Task directions: Extract all lines in the data that contain the word "category".

Entries shown:

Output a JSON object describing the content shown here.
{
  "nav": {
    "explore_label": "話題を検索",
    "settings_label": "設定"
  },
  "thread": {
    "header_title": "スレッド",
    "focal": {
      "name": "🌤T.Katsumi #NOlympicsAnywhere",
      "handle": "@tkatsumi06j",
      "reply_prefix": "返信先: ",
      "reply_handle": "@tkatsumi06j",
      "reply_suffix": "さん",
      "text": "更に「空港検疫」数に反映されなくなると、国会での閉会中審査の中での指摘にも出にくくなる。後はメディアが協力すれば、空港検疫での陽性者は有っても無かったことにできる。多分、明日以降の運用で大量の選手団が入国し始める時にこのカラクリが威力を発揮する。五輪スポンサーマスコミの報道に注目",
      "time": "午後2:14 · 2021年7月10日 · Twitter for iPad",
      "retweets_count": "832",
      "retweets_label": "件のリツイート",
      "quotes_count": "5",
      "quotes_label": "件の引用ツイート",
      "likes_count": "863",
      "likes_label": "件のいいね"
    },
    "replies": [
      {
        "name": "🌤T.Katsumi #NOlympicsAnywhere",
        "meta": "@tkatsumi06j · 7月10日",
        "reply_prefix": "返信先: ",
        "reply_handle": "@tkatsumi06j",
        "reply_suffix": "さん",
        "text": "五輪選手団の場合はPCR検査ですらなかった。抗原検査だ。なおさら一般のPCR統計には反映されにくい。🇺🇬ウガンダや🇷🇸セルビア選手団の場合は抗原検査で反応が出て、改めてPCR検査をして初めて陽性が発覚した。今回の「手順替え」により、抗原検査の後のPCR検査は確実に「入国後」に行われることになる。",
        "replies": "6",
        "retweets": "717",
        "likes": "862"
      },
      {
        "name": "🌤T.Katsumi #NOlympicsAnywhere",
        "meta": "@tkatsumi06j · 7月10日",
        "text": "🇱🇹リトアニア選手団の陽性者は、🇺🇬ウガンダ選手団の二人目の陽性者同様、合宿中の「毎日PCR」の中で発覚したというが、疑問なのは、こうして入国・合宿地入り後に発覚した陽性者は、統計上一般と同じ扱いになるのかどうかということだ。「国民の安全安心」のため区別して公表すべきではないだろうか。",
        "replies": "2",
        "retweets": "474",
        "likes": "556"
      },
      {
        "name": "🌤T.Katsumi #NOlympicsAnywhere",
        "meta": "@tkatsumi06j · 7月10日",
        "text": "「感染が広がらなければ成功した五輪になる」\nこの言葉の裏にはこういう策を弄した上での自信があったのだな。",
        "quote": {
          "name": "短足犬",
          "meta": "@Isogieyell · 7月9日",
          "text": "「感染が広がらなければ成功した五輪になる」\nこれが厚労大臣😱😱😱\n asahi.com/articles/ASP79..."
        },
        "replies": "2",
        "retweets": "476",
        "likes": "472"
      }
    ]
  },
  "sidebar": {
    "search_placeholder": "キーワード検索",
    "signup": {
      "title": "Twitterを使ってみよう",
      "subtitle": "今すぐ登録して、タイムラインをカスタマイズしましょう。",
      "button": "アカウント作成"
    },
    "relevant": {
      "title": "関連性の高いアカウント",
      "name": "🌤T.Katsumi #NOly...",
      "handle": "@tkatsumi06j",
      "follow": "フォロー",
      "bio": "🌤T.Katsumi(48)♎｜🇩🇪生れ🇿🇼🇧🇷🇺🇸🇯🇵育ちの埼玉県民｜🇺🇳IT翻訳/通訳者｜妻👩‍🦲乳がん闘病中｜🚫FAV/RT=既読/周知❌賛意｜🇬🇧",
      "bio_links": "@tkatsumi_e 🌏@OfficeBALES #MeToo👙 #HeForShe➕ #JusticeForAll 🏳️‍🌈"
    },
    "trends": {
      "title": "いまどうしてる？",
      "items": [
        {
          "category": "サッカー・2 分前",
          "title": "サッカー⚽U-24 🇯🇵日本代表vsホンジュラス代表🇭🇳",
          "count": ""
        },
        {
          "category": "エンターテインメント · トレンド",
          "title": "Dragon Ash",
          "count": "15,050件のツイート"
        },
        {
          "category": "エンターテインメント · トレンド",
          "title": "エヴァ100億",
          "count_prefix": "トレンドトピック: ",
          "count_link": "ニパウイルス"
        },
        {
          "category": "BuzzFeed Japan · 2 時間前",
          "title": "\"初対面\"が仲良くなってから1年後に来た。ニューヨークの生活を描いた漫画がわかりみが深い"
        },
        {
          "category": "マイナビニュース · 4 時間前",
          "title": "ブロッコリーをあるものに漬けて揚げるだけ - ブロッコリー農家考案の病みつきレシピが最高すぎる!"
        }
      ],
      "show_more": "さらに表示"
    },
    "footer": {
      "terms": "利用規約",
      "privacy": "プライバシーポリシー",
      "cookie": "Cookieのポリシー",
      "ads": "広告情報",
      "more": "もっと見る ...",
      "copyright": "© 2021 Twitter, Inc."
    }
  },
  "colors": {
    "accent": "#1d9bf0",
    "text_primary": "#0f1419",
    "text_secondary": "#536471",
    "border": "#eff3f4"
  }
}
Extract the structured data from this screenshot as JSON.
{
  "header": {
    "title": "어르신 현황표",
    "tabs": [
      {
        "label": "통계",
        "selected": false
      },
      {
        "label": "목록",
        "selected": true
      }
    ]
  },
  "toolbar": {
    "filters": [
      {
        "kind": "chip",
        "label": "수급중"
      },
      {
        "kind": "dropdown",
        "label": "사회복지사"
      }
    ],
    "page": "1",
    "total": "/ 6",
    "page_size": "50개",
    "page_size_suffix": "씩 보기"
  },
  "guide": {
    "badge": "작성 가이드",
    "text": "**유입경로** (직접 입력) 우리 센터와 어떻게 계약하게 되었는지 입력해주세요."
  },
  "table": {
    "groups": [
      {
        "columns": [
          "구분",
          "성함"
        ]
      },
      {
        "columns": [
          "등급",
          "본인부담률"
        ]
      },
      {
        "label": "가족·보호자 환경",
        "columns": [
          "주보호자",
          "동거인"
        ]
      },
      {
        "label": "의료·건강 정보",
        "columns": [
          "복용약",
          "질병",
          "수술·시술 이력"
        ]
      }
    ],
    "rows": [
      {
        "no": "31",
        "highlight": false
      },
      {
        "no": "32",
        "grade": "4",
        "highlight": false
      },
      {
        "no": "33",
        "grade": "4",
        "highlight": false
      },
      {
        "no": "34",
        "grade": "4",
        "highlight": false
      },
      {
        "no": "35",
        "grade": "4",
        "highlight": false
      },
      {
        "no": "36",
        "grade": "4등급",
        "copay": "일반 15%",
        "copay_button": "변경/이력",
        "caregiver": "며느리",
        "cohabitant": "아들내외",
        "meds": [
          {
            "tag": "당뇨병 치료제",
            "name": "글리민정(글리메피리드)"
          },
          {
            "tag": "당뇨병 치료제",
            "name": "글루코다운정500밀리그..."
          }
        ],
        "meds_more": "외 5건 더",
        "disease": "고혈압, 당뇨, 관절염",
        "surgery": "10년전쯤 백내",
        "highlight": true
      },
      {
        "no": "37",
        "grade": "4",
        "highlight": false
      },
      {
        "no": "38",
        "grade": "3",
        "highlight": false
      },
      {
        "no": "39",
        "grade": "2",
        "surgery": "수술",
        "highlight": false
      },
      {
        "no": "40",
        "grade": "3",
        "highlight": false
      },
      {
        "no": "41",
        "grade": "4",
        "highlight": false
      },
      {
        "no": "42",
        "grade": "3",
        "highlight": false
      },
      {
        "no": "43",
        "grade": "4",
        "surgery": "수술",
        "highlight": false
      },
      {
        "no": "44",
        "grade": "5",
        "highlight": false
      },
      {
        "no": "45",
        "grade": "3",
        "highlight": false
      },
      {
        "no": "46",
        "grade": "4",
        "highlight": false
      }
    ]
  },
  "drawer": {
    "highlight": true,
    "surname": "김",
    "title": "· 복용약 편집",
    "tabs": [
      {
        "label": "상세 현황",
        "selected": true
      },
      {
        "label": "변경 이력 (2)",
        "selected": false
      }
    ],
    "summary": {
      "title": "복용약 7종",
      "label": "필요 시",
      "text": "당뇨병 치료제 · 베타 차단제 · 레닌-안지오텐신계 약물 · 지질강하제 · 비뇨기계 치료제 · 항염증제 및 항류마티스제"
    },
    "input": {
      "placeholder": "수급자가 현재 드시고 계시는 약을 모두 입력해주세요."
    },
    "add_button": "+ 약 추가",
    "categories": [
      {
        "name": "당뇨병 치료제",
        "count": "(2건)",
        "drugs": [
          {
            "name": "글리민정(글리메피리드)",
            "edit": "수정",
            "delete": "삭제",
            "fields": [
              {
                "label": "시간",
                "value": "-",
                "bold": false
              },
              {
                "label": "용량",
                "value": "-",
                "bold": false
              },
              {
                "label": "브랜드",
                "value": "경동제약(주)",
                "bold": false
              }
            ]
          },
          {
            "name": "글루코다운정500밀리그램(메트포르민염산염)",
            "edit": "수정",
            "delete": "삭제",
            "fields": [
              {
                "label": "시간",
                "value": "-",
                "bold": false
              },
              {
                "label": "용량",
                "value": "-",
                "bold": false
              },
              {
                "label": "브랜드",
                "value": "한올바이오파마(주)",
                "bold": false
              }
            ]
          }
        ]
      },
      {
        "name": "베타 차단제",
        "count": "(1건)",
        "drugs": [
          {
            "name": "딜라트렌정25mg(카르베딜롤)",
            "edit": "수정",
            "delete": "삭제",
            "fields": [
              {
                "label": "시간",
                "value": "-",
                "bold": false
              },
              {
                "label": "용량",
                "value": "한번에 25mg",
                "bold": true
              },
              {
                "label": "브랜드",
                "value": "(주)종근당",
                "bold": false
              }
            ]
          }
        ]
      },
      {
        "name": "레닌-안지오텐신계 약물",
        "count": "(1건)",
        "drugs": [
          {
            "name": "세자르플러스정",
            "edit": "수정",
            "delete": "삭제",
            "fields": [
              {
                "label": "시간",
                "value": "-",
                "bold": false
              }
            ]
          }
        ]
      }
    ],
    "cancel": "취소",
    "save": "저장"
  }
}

Problem solution:
          "category": "サッカー・2 分前",
          "category": "エンターテインメント · トレンド",
          "category": "エンターテインメント · トレンド",
          "category": "BuzzFeed Japan · 2 時間前",
          "category": "マイナビニュース · 4 時間前",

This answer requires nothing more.